* [SUPPLIED DATA]:
========================================

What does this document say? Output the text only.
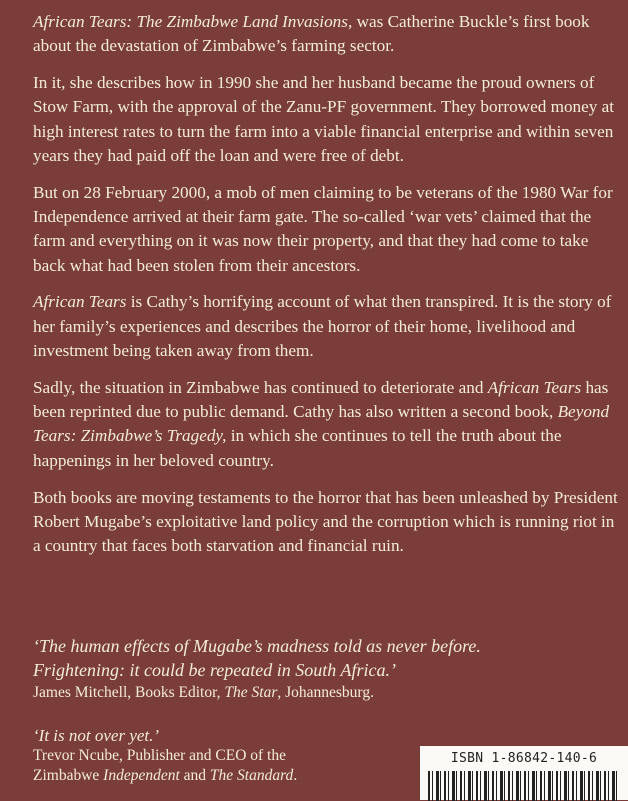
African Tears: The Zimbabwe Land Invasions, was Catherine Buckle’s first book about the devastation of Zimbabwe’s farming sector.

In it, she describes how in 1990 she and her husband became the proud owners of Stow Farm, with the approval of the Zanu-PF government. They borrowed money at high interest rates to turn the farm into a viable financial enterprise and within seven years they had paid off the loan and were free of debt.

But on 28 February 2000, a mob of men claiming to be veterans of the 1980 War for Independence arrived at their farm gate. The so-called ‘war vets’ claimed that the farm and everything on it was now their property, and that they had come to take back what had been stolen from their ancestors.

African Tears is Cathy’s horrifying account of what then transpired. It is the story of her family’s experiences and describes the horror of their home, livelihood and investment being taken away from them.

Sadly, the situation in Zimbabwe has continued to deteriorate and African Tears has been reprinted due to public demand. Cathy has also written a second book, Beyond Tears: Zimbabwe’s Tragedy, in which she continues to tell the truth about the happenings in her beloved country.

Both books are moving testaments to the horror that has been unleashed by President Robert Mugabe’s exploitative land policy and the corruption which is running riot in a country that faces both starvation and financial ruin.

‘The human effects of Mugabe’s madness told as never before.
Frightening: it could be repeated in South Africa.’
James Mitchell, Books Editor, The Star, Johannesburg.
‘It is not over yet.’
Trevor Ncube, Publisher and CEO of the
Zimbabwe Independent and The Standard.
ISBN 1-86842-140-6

========================================

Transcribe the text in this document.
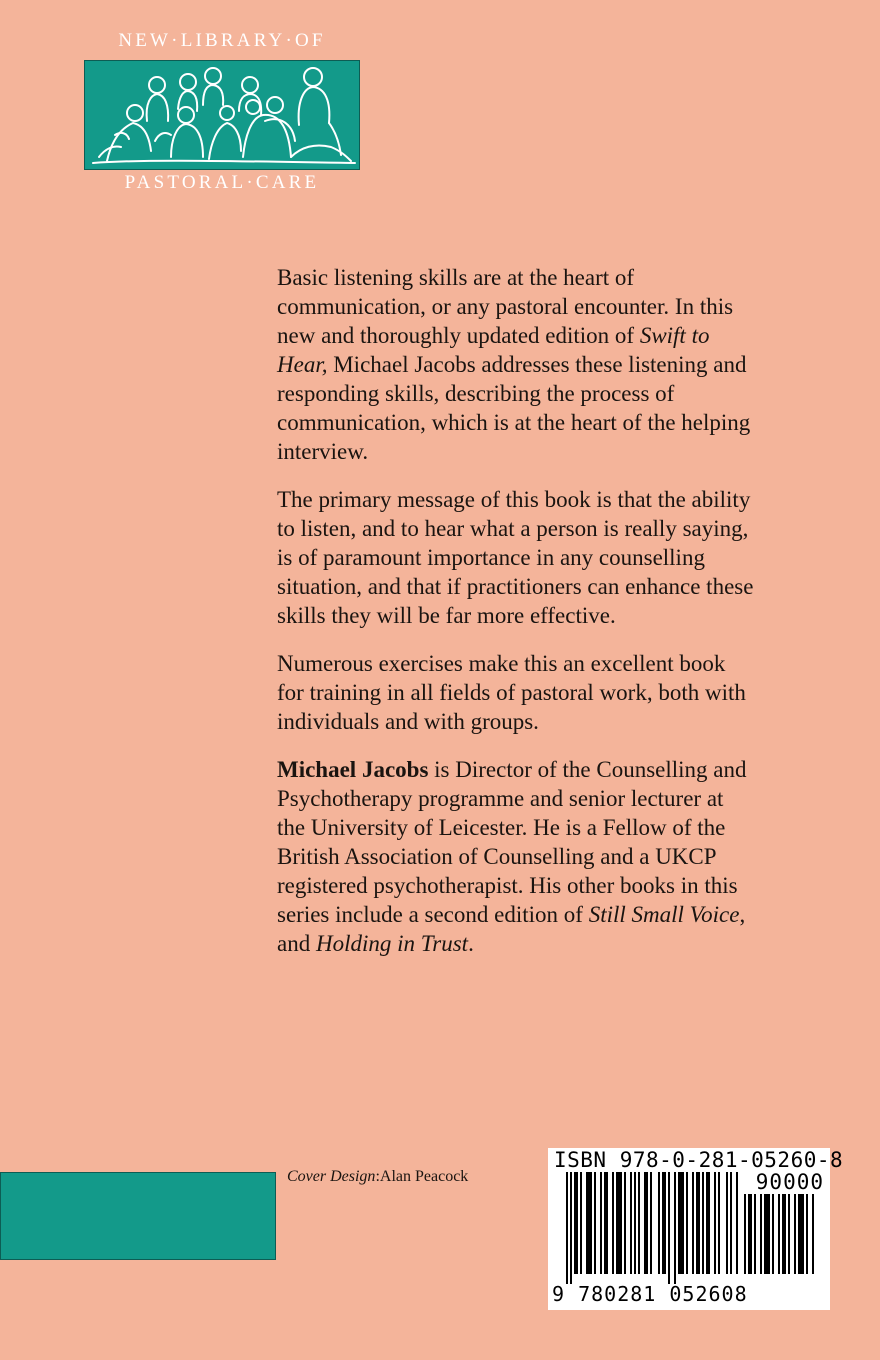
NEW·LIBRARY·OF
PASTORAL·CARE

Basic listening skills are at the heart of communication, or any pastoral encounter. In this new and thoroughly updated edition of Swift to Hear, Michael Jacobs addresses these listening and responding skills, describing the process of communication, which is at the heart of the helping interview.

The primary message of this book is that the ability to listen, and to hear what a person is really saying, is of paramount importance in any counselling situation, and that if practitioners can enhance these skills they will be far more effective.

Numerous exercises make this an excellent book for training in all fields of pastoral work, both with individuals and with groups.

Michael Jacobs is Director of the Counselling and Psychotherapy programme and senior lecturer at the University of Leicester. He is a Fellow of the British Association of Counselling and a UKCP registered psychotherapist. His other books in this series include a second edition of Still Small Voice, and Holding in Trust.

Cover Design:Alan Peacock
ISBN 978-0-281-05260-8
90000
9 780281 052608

========================================

* [YOUR TASK]: Which lines contain "Mugabe"? Copy each of them out.

* [ANSWER TO THE TASK]:
Both books are moving testaments to the horror that has been unleashed by President Robert Mugabe’s exploitative land policy and the corruption which is running riot in a country that faces both starvation and financial ruin.
‘The human effects of Mugabe’s madness told as never before.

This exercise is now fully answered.